**GIVEN INFORMATION:**
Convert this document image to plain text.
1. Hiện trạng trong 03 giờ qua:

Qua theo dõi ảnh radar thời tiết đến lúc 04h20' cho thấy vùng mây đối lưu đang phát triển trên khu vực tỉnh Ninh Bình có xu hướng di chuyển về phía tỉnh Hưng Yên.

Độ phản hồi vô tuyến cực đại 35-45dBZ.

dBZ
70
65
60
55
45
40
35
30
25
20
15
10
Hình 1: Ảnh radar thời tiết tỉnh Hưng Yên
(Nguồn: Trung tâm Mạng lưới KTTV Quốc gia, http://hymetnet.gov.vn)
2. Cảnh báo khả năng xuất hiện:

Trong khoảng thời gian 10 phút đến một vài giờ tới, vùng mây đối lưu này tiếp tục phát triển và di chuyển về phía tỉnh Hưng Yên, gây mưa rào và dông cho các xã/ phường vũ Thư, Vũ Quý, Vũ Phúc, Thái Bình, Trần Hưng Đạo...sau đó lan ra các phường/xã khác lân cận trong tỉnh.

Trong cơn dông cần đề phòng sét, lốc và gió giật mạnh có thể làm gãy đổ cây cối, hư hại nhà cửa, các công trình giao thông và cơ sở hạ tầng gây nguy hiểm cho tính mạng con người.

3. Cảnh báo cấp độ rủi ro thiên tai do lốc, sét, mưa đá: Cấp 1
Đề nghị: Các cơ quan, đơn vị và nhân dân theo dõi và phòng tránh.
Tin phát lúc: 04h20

* * *

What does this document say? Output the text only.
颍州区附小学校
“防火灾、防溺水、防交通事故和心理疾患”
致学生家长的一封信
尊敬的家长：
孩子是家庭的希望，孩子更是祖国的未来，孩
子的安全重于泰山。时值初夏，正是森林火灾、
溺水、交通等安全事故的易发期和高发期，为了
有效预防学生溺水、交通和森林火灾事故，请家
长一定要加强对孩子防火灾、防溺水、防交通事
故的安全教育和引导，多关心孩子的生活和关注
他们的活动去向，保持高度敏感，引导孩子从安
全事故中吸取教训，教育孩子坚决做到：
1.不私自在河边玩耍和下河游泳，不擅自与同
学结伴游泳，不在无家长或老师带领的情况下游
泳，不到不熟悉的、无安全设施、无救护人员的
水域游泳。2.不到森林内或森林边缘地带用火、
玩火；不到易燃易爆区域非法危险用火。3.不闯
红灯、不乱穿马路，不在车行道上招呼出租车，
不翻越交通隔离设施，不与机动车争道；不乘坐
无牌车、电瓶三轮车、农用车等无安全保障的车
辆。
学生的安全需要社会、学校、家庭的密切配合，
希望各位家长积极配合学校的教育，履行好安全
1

**AIM:** Work out how many lines of the material above contain the word "thời", then give only that figure.

**SOLUTION TO THIS PROBLEM:** 3